Instructions to follow
Find and copy lines holding "твоихъ".

+--

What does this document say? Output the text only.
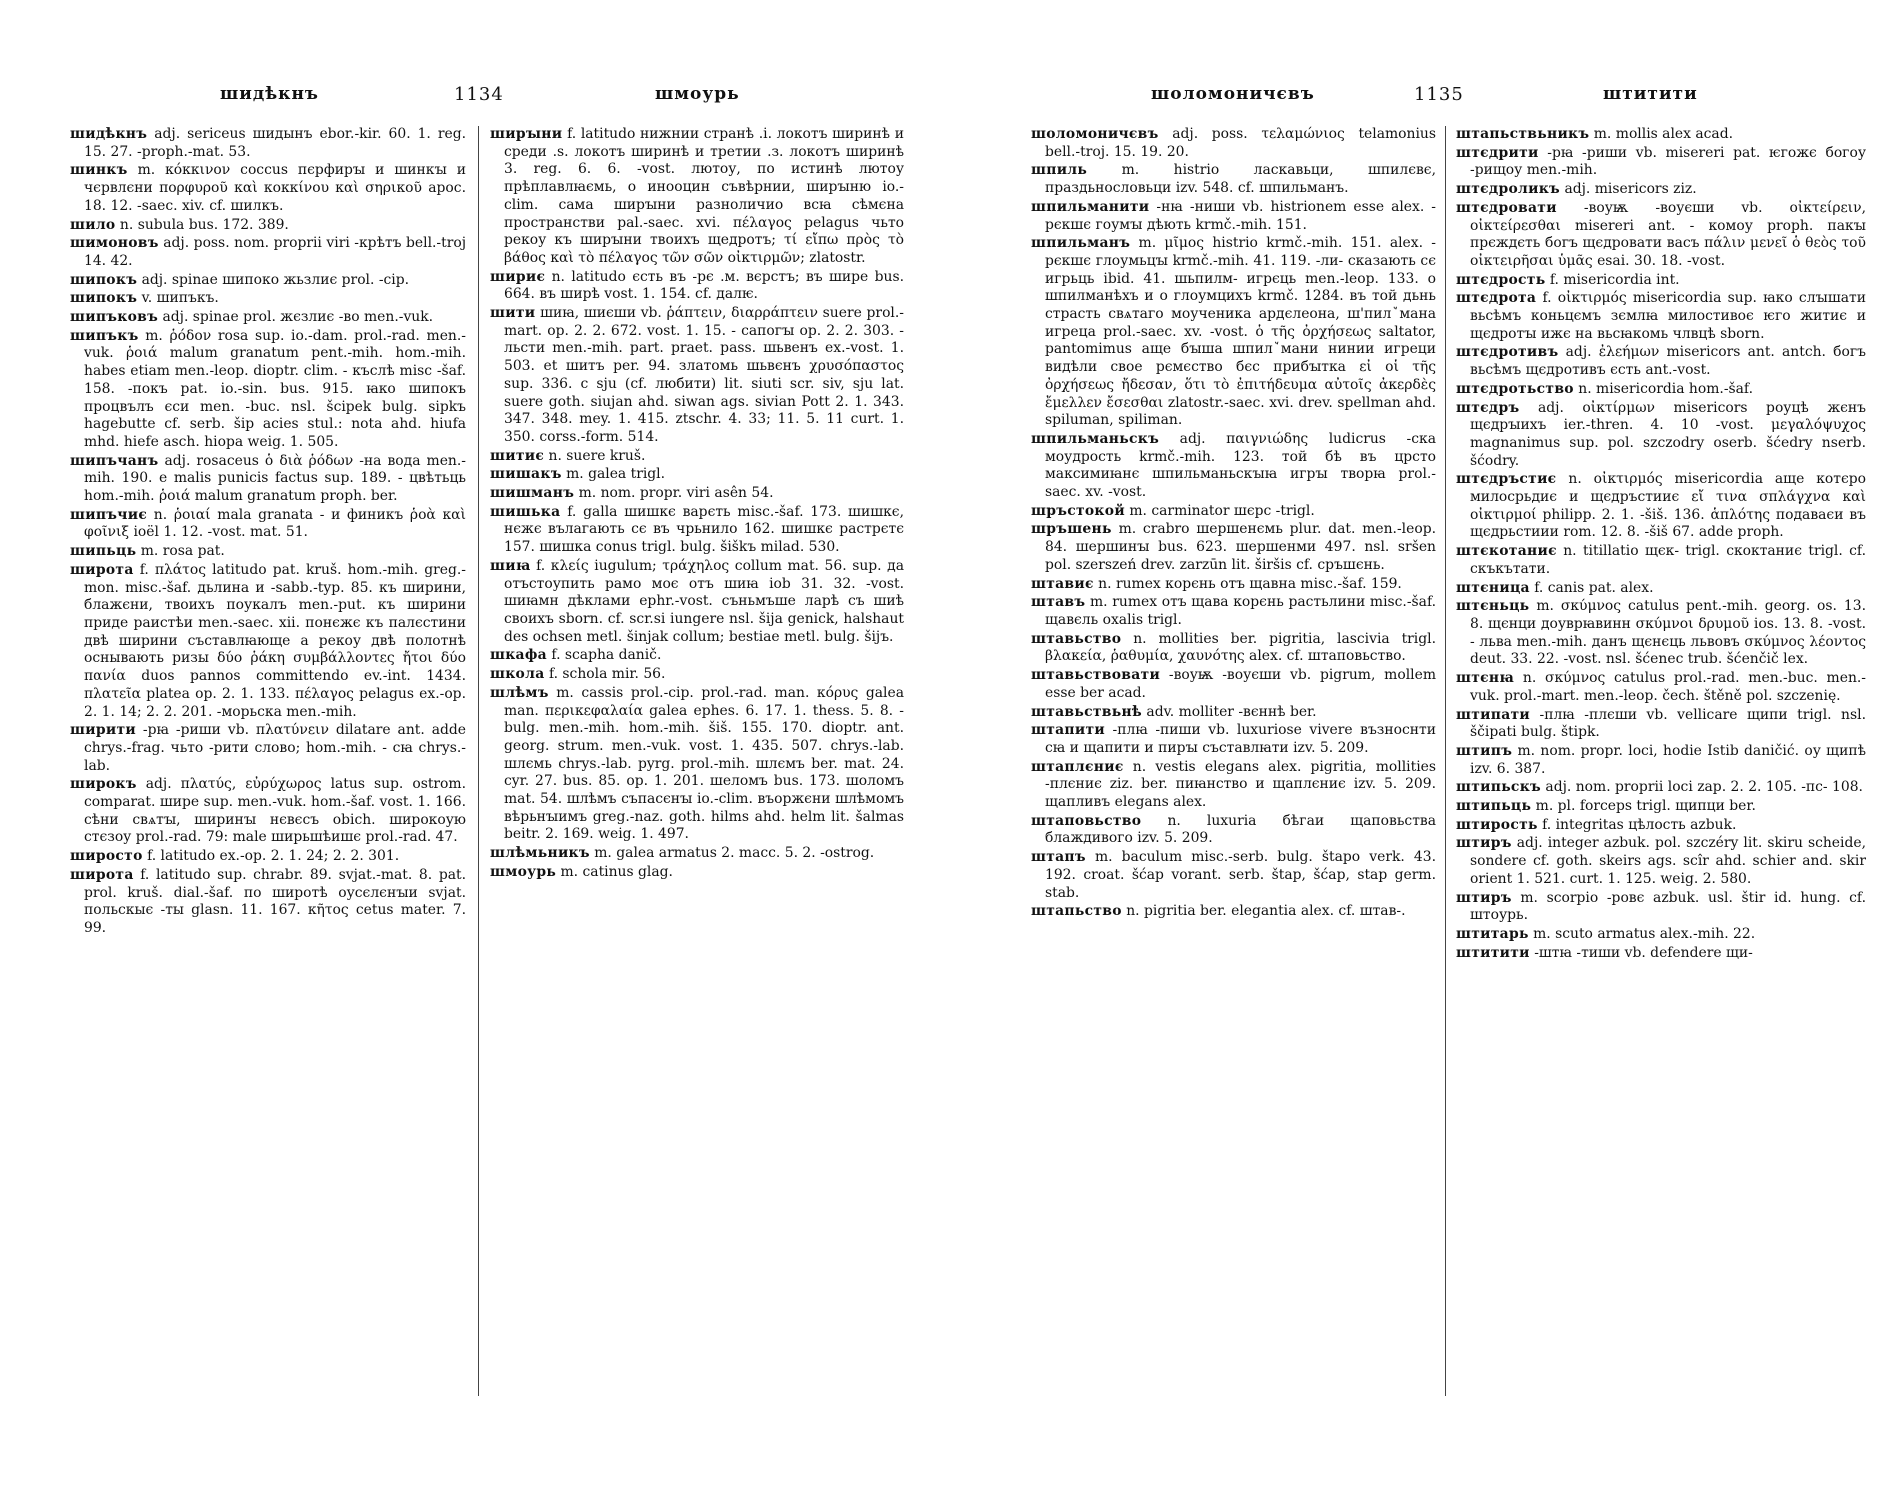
шидѣкнъ	1134	шмоурь
шидѣкнъ adj. sericeus шидынъ ebor.-kir. 60. 1. reg. 15. 27. -proph.-mat. 53.
шинкъ m. κόκκινον coccus пєрфирꙑ и шинкꙑ и чєрвлєни πορφυροῦ καὶ κοκκίνου καὶ σηρικοῦ apoc. 18. 12. -saec. xiv. cf. шилкъ.
шило n. subula bus. 172. 389.
шимоновъ adj. poss. nom. proprii viri -крѣтъ bell.-troj 14. 42.
шипокъ adj. spinae шипоко жьзлиє prol. -cip.
шипокъ v. шипъкъ.
шипъковъ adj. spinae prol. жєзлиє -во men.-vuk.
шипъкъ m. ῥόδον rosa sup. io.-dam. prol.-rad. men.-vuk. ῥοιά malum granatum pent.-mih. hom.-mih. habes etiam men.-leop. dioptr. clim. - къслѣ misc -šaf. 158. -покъ pat. io.-sin. bus. 915. ꙗко шипокъ процвълъ єси men. -buc. nsl. šcipek bulg. sipkъ hagebutte cf. serb. šip acies stul.: nota ahd. hiufa mhd. hiefe asch. hiopa weig. 1. 505.
шипъчанъ adj. rosaceus ὁ διὰ ῥόδων -на вода men.-mih. 190. e malis punicis factus sup. 189. - цвѣтьць hom.-mih. ῥοιά malum granatum proph. ber.
шипъчиє n. ῥοιαί mala granata - и финикъ ῥοὰ καὶ φοῖνιξ ioël 1. 12. -vost. mat. 51.
шипьць m. rosa pat.
широта f. πλάτος latitudo pat. kruš. hom.-mih. greg.-mon. misc.-šaf. дьлина и -sabb.-typ. 85. къ ширини, блажєни, твоихъ поукалъ men.-put. къ ширини приде раистѣи men.-saec. xii. понєжє къ палєстини двѣ ширини съставлꙗюще а рекоу двѣ полотнѣ оснывають ризы δύο ῥάκη συμβάλλοντες ἤτοι δύο πανία duos pannos committendo ev.-int. 1434. πλατεῖα platea op. 2. 1. 133. πέλαγος pelagus ex.-op. 2. 1. 14; 2. 2. 201. -морьска men.-mih.
ширити -рꙗ -риши vb. πλατύνειν dilatare ant. adde chrys.-frag. чьто -рити слово; hom.-mih. - сꙗ chrys.-lab.
широкъ adj. πλατύς, εὐρύχωρος latus sup. ostrom. comparat. шире sup. men.-vuk. hom.-šaf. vost. 1. 166. сѣни свѧтꙑ, ширинꙑ нєвєсъ obich. широкоую стєзоу prol.-rad. 79: male ширьшѣишє prol.-rad. 47.
широсто f. latitudo ex.-op. 2. 1. 24; 2. 2. 301.
широта f. latitudo sup. chrabr. 89. svjat.-mat. 8. pat. prol. kruš. dial.-šaf. по широтѣ оусєлєнꙑи svjat. польскыє -ты glasn. 11. 167. κῆτος cetus mater. 7. 99.
ширꙑни f. latitudo нижнии странѣ .і. локотъ ширинѣ и среди .ѕ. локотъ ширинѣ и третии .з. локотъ ширинѣ 3. reg. 6. 6. -vost. лютоу, по истинѣ лютоу прѣплавлꙗємь, о инооцин съвѣрнии, ширꙑню io.-clim. сама ширꙑни разноличио всꙗ сѣмєна пространстви pal.-saec. xvi. πέλαγος pelagus чьто рекоу къ ширꙑни твоихъ щедротъ; τί εἴπω πρὸς τὸ βάθος καὶ τὸ πέλαγος τῶν σῶν οἰκτιρμῶν; zlatostr.
шириє n. latitudo єсть въ -рє .м. вєрстъ; въ шире bus. 664. въ ширѣ vost. 1. 154. cf. далѥ.
шити шиꙗ, шиєши vb. ῥάπτειν, διαρράπτειν suere prol.-mart. op. 2. 2. 672. vost. 1. 15. - сапогꙑ op. 2. 2. 303. - льсти men.-mih. part. praet. pass. шьвенъ ex.-vost. 1. 503. et шитъ per. 94. златомь шьвєнъ χρυσόπαστος sup. 336. c sju (cf. любити) lit. siuti scr. siv, sju lat. suere goth. siujan ahd. siwan ags. sivian Pott 2. 1. 343. 347. 348. mey. 1. 415. ztschr. 4. 33; 11. 5. 11 curt. 1. 350. corss.-form. 514.
шитиє n. suere kruš.
шишакъ m. galea trigl.
шишманъ m. nom. propr. viri asên 54.
шишька f. galla шишкє варєть misc.-šaf. 173. шишкє, нєжє вълагають сє въ чрьнило 162. шишкє растрєтє 157. шишка conus trigl. bulg. šiškъ milad. 530.
шиꙗ f. κλείς iugulum; τράχηλος collum mat. 56. sup. да отъстоупить рамо моє отъ шиꙗ iob 31. 32. -vost. шиꙗмн дѣклами ephr.-vost. съньмъше ларѣ съ шиѣ своихъ sborn. cf. scr.si iungere nsl. šija genick, halshaut des ochsen metl. šinjak collum; bestiae metl. bulg. šijъ.
шкафа f. scapha danič.
школа f. schola mir. 56.
шлѣмъ m. cassis prol.-cip. prol.-rad. man. κόρυς galea man. περικεφαλαία galea ephes. 6. 17. 1. thess. 5. 8. -bulg. men.-mih. hom.-mih. šiš. 155. 170. dioptr. ant. georg. strum. men.-vuk. vost. 1. 435. 507. chrys.-lab. шлємь chrys.-lab. pyrg. prol.-mih. шлємъ ber. mat. 24. cyr. 27. bus. 85. op. 1. 201. шеломъ bus. 173. шоломъ mat. 54. шлѣмъ съпасєнꙑ io.-clim. въоржєни шлѣмомъ вѣрьнꙑимъ greg.-naz. goth. hilms ahd. helm lit. šalmas beitr. 2. 169. weig. 1. 497.
шлѣмьникъ m. galea armatus 2. macc. 5. 2. -ostrog.
шмоурь m. catinus glag.
шоломоничєвъ	1135	штитити
шоломоничєвъ adj. poss. τελαμώνιος telamonius bell.-troj. 15. 19. 20.
шпиль m. histrio ласкавьци, шпилєвє, праздьнословьци izv. 548. cf. шпильманъ.
шпильманити -нꙗ -ниши vb. histrionem esse alex. - рєкшє гоумꙑ дѣють krmč.-mih. 151.
шпильманъ m. μῖμος histrio krmč.-mih. 151. alex. - рєкшє глоумьцꙑ krmč.-mih. 41. 119. -ли- сказають сє игрьць ibid. 41. шьпилм- игрєць men.-leop. 133. о шпилманѣхъ и о глоумцихъ krmč. 1284. въ той дьнь страсть свѧтаго моученика ардєлеона, ш'пилꙿмана игреца prol.-saec. xv. -vost. ὁ τῆς ὀρχήσεως saltator, pantomimus аще бꙑша шпилꙿмани нинии игреци видѣли свое рємєство бєс прибꙑтка εἰ οἱ τῆς ὀρχήσεως ἤδεσαν, ὅτι τὸ ἐπιτήδευμα αὐτοῖς ἀκερδὲς ἔμελλεν ἔσεσθαι zlatostr.-saec. xvi. drev. spellman ahd. spiluman, spiliman.
шпильманьскъ adj. παιγνιώδης ludicrus -ска моудрость krmč.-mih. 123. той бѣ въ црсто максимиꙗнє шпильманьскꙑꙗ игрꙑ творꙗ prol.-saec. xv. -vost.
шръстокой m. carminator шєрс -trigl.
шръшень m. crabro шершенємь plur. dat. men.-leop. 84. шершинꙑ bus. 623. шершенми 497. nsl. sršen pol. szerszeń drev. zarzūn lit. širšis cf. сръшєнь.
штавиє n. rumex корєнь отъ щавна misc.-šaf. 159.
штавъ m. rumex отъ щава корєнь растьлини misc.-šaf. щавєль oxalis trigl.
штавьство n. mollities ber. pigritia, lascivia trigl. βλακεία, ῥαθυμία, χαυνότης alex. cf. штаповьство.
штавьствовати -воуѭ -воуєши vb. pigrum, mollem esse ber acad.
штавьствьнѣ adv. molliter -вєннѣ ber.
штапити -плꙗ -пиши vb. luxuriose vivere възноснти сꙗ и щапити и пирꙑ съставлꙗти izv. 5. 209.
штаплєниє n. vestis elegans alex. pigritia, mollities -плєниє ziz. ber. пиꙗнство и щаплєниє izv. 5. 209. щапливъ elegans alex.
штаповьство n. luxuria бѣгаи щаповьства блаждивого izv. 5. 209.
штапъ m. baculum misc.-serb. bulg. štapo verk. 43. 192. croat. šćap vorant. serb. štap, šćap, stap germ. stab.
штапьство n. pigritia ber. elegantia alex. cf. штав-.
штапьствьникъ m. mollis alex acad.
штєдрити -рꙗ -риши vb. misereri pat. ѥгожє богоу -рищоу men.-mih.
штєдроликъ adj. misericors ziz.
штєдровати -воуѭ -воуєши vb. οἰκτείρειν, οἰκτείρεσθαι misereri ant. - комоу proph. пакꙑ прєждєть богъ щєдровати васъ πάλιν μενεῖ ὁ θεὸς τοῦ οἰκτειρῆσαι ὑμᾶς esai. 30. 18. -vost.
штєдрость f. misericordia int.
штєдрота f. οἰκτιρμός misericordia sup. ꙗко слꙑшати вьсѣмъ коньцємъ зємлꙗ милостивоє ѥго житиє и щєдротꙑ ижє на вьсꙗкомь члвцѣ sborn.
штєдротивъ adj. ἐλεήμων misericors ant. antch. богъ вьсѣмъ щєдротивъ єсть ant.-vost.
штєдротьство n. misericordia hom.-šaf.
штєдръ adj. οἰκτίρμων misericors роуцѣ жєнъ щєдрꙑихъ ier.-thren. 4. 10 -vost. μεγαλόψυχος magnanimus sup. pol. szczodry oserb. šćedry nserb. šćodry.
штєдръстиє n. οἰκτιρμός misericordia аще котєро милосрьдиє и щєдръстииє εἴ τινα σπλάγχνα καὶ οἰκτιρμοί philipp. 2. 1. -šiš. 136. ἁπλότης подаваєи въ щєдрьстиии rom. 12. 8. -šiš 67. adde proph.
штєкотаниє n. titillatio щєк- trigl. скоктаниє trigl. cf. скъкътати.
штєница f. canis pat. alex.
штєньць m. σκύμνος catulus pent.-mih. georg. os. 13. 8. щєнци доуврꙗвинн σκύμνοι δρυμοῦ ios. 13. 8. -vost. - льва men.-mih. данъ щєнєць львовъ σκύμνος λέοντος deut. 33. 22. -vost. nsl. šćenec trub. šćenčič lex.
штєнꙗ n. σκύμνος catulus prol.-rad. men.-buc. men.-vuk. prol.-mart. men.-leop. čech. štěně pol. szczenię.
штипати -плꙗ -плєши vb. vellicare щипи trigl. nsl. ščipati bulg. štipk.
штипъ m. nom. propr. loci, hodie Istib daničić. оу щипѣ izv. 6. 387.
штипьскъ adj. nom. proprii loci zap. 2. 2. 105. -пс- 108.
штипьць m. pl. forceps trigl. щипци ber.
штирость f. integritas цѣлость azbuk.
штиръ adj. integer azbuk. pol. szczéry lit. skiru scheide, sondere cf. goth. skeirs ags. scîr ahd. schier and. skir orient 1. 521. curt. 1. 125. weig. 2. 580.
штиръ m. scorpio -ровє azbuk. usl. štir id. hung. cf. штоурь.
штитарь m. scuto armatus alex.-mih. 22.
штитити -штꙗ -тиши vb. defendere щи-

+--

Worked answer
широта f. πλάτος latitudo pat. kruš. hom.-mih. greg.-mon. misc.-šaf. дьлина и -sabb.-typ. 85. къ ширини, блажєни, твоихъ поукалъ men.-put. къ ширини приде раистѣи men.-saec. xii. понєжє къ палєстини двѣ ширини съставлꙗюще а рекоу двѣ полотнѣ оснывають ризы δύο ῥάκη συμβάλλοντες ἤτοι δύο πανία duos pannos committendo ev.-int. 1434. πλατεῖα platea op. 2. 1. 133. πέλαγος pelagus ex.-op. 2. 1. 14; 2. 2. 201. -морьска men.-mih.
ширꙑни f. latitudo нижнии странѣ .і. локотъ ширинѣ и среди .ѕ. локотъ ширинѣ и третии .з. локотъ ширинѣ 3. reg. 6. 6. -vost. лютоу, по истинѣ лютоу прѣплавлꙗємь, о инооцин съвѣрнии, ширꙑню io.-clim. сама ширꙑни разноличио всꙗ сѣмєна пространстви pal.-saec. xvi. πέλαγος pelagus чьто рекоу къ ширꙑни твоихъ щедротъ; τί εἴπω πρὸς τὸ βάθος καὶ τὸ πέλαγος τῶν σῶν οἰκτιρμῶν; zlatostr.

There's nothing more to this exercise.